[Entries from a dataset]
***
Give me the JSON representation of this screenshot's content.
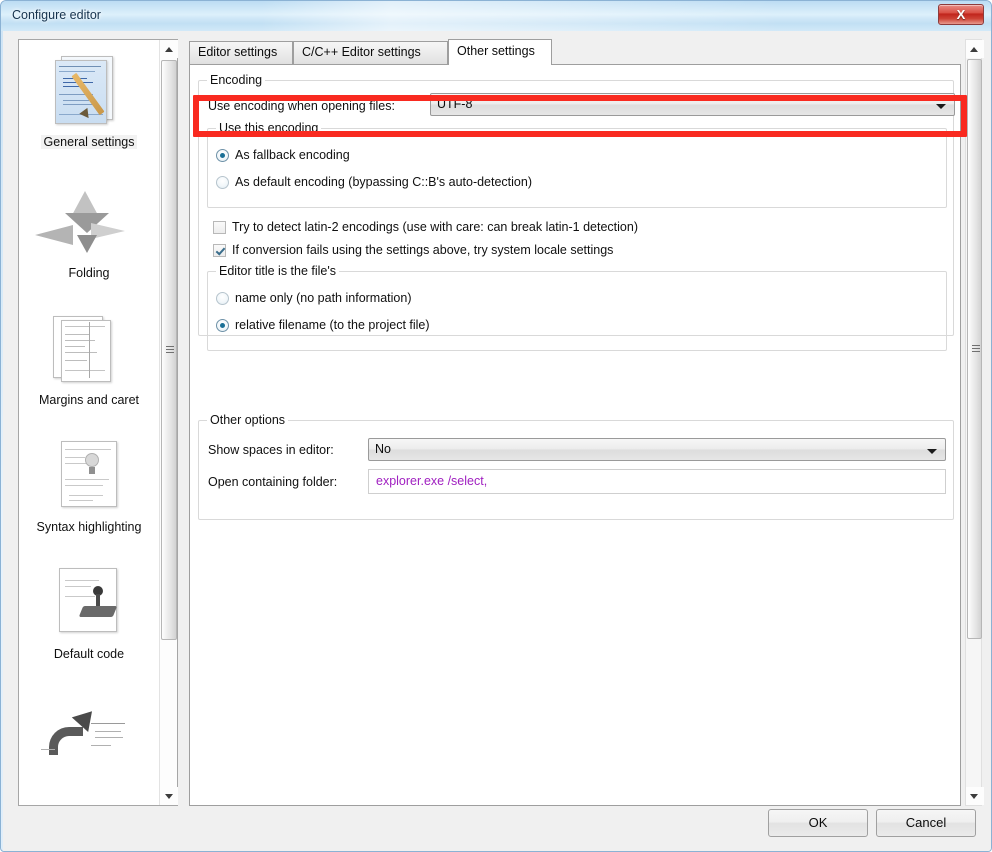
{
  "window": {
    "title": "Configure editor",
    "close_label": "X"
  },
  "sidebar": {
    "items": [
      {
        "label": "General settings",
        "icon": "document-pencil-icon",
        "selected": true
      },
      {
        "label": "Folding",
        "icon": "origami-crane-icon",
        "selected": false
      },
      {
        "label": "Margins and caret",
        "icon": "lined-pages-icon",
        "selected": false
      },
      {
        "label": "Syntax highlighting",
        "icon": "highlighted-page-icon",
        "selected": false
      },
      {
        "label": "Default code",
        "icon": "stamp-page-icon",
        "selected": false
      },
      {
        "label": "",
        "icon": "arrow-class-icon",
        "selected": false
      }
    ],
    "scrollbar": {
      "up_icon": "scroll-up-arrow-icon",
      "down_icon": "scroll-down-arrow-icon",
      "grip_icon": "scroll-grip-icon"
    }
  },
  "tabs": [
    {
      "label": "Editor settings",
      "active": false
    },
    {
      "label": "C/C++ Editor settings",
      "active": false
    },
    {
      "label": "Other settings",
      "active": true
    }
  ],
  "encoding_group": {
    "legend": "Encoding",
    "combo_label": "Use encoding when opening files:",
    "combo_value": "UTF-8",
    "combo_arrow_icon": "chevron-down-icon",
    "highlight_color": "#f92a20",
    "use_this_encoding": {
      "legend": "Use this encoding",
      "options": [
        {
          "label": "As fallback encoding",
          "selected": true
        },
        {
          "label": "As default encoding (bypassing C::B's auto-detection)",
          "selected": false
        }
      ]
    },
    "checkboxes": [
      {
        "label": "Try to detect latin-2 encodings (use with care: can break latin-1 detection)",
        "checked": false
      },
      {
        "label": "If conversion fails using the settings above, try system locale settings",
        "checked": true
      }
    ]
  },
  "editor_title_group": {
    "legend": "Editor title is the file's",
    "options": [
      {
        "label": "name only (no path information)",
        "selected": false
      },
      {
        "label": "relative filename (to the project file)",
        "selected": true
      }
    ]
  },
  "other_options_group": {
    "legend": "Other options",
    "show_spaces_label": "Show spaces in editor:",
    "show_spaces_value": "No",
    "show_spaces_arrow_icon": "chevron-down-icon",
    "open_folder_label": "Open containing folder:",
    "open_folder_value": "explorer.exe /select,",
    "open_folder_value_color": "#a020c0"
  },
  "footer": {
    "ok_label": "OK",
    "cancel_label": "Cancel"
  }
}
***
**Task prompt:** Pictures are not part of the copy; output everything else in the records exactly.

**Exercise answer:**
Give me the JSON representation of this screenshot's content.
{
  "window": {
    "title": "Configure editor",
    "close_label": "X"
  },
  "sidebar": {
    "items": [
      {
        "label": "General settings",
        "icon": "document-pencil-icon",
        "selected": true
      },
      {
        "label": "Folding",
        "icon": "origami-crane-icon",
        "selected": false
      },
      {
        "label": "Margins and caret",
        "icon": "lined-pages-icon",
        "selected": false
      },
      {
        "label": "Syntax highlighting",
        "icon": "highlighted-page-icon",
        "selected": false
      },
      {
        "label": "Default code",
        "icon": "stamp-page-icon",
        "selected": false
      },
      {
        "label": "",
        "icon": "arrow-class-icon",
        "selected": false
      }
    ],
    "scrollbar": {
      "up_icon": "scroll-up-arrow-icon",
      "down_icon": "scroll-down-arrow-icon",
      "grip_icon": "scroll-grip-icon"
    }
  },
  "tabs": [
    {
      "label": "Editor settings",
      "active": false
    },
    {
      "label": "C/C++ Editor settings",
      "active": false
    },
    {
      "label": "Other settings",
      "active": true
    }
  ],
  "encoding_group": {
    "legend": "Encoding",
    "combo_label": "Use encoding when opening files:",
    "combo_value": "UTF-8",
    "combo_arrow_icon": "chevron-down-icon",
    "highlight_color": "#f92a20",
    "use_this_encoding": {
      "legend": "Use this encoding",
      "options": [
        {
          "label": "As fallback encoding",
          "selected": true
        },
        {
          "label": "As default encoding (bypassing C::B's auto-detection)",
          "selected": false
        }
      ]
    },
    "checkboxes": [
      {
        "label": "Try to detect latin-2 encodings (use with care: can break latin-1 detection)",
        "checked": false
      },
      {
        "label": "If conversion fails using the settings above, try system locale settings",
        "checked": true
      }
    ]
  },
  "editor_title_group": {
    "legend": "Editor title is the file's",
    "options": [
      {
        "label": "name only (no path information)",
        "selected": false
      },
      {
        "label": "relative filename (to the project file)",
        "selected": true
      }
    ]
  },
  "other_options_group": {
    "legend": "Other options",
    "show_spaces_label": "Show spaces in editor:",
    "show_spaces_value": "No",
    "show_spaces_arrow_icon": "chevron-down-icon",
    "open_folder_label": "Open containing folder:",
    "open_folder_value": "explorer.exe /select,",
    "open_folder_value_color": "#a020c0"
  },
  "footer": {
    "ok_label": "OK",
    "cancel_label": "Cancel"
  }
}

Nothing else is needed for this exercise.